## Begin PAGE EXCERPT

The One Social-Media Feature That People Still Love

Instagram’s Close Friends toes the privacy line by offering users a safe, semipublic space of their own creation.

Jokes about your college exploits won’t necessarily land with your Boomer relatives as they might with your best friends. (Katie Martin / Paul Spella / The Atlantic)

Almost every social-media platform offers its users an option to privatize their account—a way for people to control who engages with their content, often to avoid the judgment, schadenfreude, bullying, and snark that are ubiquitous online. Many of these options aren’t terribly helpful, though. Facebook seems to constantly adjust its privacy settings, and it can be difficult to tell what information your friends have access to. On TikTok, unless you want a fully private account, you have to select who can see each and every video before you post. And Twitter’s protected-Tweets feature isn’t ideal if you have a large following; the “Retweet” button may be disabled, but your followers can still screenshot and share what you post.

Instagram arguably edges out the competition with its Close Friends feature, which allows people to share Stories with a curated list of followers that is stored in their user settings. Though the app, with its recent attempts to mimic TikTok, has bred frustration and seems to be growing irrelevant among Gen Z, Close Friends is a corner of the platform that many still find useful. The feature’s advantage is that it mitigates the effects of what social scientists call “context collapse—the idea that on social, there’s a flattening of multiple audiences in one space,” Elia Powers, an associate professor in the mass-communication department at Towson University, told me. “It’s akin to being at a wedding and giving a speech to friends, parents, in-laws, and people you don’t know.” Jokes about your college exploits, for instance, won’t necessarily land with your Boomer relatives as they might with your best friends.

## End PAGE EXCERPT

◆ WHAT YOU HAVE TO DO: In the article on Instagram's Close Friends, what does Elia Powers compare context collapse to? The items below have no connection to the article on Instagram's Close Friends.

## Begin RECORD EXCERPTS

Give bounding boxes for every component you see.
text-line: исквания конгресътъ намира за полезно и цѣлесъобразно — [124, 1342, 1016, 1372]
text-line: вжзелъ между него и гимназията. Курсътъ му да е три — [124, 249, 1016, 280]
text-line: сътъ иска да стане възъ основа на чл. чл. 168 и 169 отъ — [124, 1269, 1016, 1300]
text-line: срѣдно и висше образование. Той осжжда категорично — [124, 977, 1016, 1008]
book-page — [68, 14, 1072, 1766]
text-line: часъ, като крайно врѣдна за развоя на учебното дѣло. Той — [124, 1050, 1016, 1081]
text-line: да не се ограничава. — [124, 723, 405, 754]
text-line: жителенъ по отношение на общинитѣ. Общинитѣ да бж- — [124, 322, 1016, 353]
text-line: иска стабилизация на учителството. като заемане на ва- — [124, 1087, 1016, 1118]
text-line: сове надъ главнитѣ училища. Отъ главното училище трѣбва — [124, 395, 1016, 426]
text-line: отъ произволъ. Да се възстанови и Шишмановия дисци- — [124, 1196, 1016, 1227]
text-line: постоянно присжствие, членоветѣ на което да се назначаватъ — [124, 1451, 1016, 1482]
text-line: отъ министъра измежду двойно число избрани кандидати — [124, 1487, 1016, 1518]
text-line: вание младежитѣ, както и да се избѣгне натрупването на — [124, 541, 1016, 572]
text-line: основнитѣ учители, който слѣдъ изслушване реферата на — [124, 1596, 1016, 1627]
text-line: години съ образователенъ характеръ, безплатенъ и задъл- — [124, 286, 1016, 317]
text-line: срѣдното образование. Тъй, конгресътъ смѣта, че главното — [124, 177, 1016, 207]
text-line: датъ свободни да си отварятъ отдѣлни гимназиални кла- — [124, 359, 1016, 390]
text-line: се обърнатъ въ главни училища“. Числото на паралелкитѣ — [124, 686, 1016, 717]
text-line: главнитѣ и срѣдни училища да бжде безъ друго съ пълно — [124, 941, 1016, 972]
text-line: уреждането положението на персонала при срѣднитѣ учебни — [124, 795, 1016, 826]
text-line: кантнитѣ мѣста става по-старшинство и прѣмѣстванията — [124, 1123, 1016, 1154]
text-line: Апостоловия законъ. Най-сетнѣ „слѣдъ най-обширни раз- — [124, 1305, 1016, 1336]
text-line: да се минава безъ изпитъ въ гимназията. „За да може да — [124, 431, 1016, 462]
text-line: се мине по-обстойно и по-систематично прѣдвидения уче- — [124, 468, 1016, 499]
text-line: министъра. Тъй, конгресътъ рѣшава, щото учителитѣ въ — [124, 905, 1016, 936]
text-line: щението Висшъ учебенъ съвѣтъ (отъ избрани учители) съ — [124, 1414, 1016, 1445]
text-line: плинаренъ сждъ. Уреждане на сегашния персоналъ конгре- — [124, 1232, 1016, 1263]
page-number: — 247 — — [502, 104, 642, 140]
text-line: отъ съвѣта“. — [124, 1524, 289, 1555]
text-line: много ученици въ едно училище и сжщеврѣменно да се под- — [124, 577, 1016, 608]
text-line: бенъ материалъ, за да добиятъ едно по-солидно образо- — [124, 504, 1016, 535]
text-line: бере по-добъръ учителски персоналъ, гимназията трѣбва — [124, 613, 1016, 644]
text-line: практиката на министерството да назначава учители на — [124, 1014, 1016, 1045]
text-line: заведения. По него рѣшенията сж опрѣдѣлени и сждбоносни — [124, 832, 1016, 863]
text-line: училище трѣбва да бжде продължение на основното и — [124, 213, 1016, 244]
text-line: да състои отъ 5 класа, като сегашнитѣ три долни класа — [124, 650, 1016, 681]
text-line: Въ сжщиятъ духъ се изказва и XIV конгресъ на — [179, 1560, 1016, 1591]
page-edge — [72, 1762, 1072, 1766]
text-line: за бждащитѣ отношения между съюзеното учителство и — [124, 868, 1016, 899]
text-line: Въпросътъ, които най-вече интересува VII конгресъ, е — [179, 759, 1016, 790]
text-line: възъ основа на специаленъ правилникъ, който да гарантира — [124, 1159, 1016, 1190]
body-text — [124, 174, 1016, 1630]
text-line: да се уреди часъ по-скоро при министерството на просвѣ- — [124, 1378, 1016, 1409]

## End RECORD EXCERPTS
## Begin RECORD EXCERPTS

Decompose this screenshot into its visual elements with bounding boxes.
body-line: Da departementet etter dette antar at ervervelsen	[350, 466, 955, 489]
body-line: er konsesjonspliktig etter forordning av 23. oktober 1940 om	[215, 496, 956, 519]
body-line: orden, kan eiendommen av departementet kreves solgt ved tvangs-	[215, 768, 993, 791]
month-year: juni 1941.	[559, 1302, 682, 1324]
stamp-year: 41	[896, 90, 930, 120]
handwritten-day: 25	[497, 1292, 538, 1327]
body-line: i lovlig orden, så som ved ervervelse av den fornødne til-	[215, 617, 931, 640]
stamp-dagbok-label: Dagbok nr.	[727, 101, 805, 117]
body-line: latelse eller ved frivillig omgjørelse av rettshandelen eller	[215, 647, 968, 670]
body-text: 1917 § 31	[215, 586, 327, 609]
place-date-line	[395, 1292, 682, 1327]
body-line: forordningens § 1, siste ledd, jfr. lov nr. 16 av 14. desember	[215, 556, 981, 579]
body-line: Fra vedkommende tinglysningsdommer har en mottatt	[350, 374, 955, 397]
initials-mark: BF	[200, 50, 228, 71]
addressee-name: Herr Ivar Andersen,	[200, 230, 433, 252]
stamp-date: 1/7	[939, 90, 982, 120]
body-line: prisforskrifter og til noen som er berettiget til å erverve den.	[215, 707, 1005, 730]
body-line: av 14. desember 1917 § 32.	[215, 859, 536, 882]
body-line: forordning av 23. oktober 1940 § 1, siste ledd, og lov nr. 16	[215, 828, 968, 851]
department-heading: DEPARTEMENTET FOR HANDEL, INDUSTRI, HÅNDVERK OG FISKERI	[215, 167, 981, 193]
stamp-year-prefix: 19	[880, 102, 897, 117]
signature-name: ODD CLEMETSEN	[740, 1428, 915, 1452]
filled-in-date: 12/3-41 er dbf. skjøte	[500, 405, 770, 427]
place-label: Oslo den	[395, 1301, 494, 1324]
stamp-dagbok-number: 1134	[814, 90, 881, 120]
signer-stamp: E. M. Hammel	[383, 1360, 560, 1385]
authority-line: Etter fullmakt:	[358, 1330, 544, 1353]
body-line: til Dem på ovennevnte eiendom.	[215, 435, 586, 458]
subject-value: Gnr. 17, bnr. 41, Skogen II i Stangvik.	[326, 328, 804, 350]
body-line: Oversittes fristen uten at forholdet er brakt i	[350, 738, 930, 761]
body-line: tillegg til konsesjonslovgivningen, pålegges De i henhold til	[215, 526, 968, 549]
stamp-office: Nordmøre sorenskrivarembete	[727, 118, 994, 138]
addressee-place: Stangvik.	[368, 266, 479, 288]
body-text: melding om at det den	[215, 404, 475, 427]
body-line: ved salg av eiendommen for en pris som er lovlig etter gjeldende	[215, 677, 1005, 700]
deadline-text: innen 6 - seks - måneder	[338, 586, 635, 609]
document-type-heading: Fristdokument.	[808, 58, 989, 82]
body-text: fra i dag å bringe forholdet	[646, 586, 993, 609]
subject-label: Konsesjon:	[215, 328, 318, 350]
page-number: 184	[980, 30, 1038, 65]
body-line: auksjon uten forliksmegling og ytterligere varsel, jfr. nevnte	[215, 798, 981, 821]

## End RECORD EXCERPTS
## Begin RECORD EXCERPTS

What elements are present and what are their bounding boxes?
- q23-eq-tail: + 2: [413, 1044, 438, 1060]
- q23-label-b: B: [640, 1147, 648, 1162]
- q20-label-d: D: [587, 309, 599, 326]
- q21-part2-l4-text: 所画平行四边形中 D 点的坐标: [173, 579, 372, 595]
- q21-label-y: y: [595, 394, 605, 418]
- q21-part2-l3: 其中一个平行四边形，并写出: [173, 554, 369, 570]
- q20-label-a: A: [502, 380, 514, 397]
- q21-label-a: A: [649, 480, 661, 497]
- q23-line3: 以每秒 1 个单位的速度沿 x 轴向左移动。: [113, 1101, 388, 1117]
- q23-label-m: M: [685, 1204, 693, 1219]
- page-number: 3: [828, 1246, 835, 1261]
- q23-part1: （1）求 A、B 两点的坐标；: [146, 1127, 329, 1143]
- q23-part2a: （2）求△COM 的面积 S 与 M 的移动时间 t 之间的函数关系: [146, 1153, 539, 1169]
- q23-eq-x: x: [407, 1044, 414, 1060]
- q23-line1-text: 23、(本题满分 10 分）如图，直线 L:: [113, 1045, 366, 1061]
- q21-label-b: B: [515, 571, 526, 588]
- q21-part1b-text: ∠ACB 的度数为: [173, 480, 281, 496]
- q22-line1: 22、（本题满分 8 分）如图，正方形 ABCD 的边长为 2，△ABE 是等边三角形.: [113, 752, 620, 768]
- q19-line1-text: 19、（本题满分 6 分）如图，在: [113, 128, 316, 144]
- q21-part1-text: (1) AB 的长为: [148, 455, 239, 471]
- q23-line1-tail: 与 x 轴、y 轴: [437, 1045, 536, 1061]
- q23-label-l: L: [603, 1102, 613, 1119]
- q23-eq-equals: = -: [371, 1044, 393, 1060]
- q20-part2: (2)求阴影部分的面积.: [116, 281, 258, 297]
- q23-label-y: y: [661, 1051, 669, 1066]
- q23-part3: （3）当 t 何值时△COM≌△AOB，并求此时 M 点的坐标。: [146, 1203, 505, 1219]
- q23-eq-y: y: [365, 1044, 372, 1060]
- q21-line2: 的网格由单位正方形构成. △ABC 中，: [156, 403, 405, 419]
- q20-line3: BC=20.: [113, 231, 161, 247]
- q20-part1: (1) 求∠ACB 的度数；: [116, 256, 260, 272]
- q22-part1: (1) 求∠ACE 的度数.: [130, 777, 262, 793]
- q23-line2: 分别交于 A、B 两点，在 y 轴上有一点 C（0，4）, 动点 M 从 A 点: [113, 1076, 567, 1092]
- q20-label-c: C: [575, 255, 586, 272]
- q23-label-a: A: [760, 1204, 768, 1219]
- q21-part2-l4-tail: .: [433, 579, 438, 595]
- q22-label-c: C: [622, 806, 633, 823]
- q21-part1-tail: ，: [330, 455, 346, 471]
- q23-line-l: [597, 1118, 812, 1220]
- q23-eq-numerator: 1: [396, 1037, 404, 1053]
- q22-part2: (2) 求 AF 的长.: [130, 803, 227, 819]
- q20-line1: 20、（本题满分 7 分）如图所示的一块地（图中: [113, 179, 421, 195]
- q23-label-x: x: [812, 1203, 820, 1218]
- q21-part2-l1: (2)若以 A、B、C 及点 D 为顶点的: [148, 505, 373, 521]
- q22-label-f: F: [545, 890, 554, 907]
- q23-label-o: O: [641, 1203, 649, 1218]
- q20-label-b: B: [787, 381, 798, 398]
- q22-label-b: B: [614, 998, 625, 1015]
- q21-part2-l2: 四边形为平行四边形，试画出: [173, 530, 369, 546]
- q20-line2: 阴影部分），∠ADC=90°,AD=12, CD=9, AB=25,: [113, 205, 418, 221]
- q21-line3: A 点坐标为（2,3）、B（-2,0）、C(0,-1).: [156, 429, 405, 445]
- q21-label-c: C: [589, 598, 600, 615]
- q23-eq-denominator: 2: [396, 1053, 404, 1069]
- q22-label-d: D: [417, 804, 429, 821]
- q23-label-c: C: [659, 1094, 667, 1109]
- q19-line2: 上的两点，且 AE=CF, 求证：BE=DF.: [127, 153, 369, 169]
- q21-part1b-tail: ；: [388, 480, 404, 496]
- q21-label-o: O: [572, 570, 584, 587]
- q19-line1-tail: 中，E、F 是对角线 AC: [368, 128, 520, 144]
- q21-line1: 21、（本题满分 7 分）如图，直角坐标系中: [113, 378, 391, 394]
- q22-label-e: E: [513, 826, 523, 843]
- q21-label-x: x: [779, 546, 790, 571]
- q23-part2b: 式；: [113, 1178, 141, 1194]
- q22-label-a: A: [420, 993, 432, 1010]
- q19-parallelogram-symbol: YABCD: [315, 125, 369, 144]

## End RECORD EXCERPTS

◆ EXPECTED ANSWER: Being at a wedding and giving a speech to friends, parents, in-laws, and people you don't know.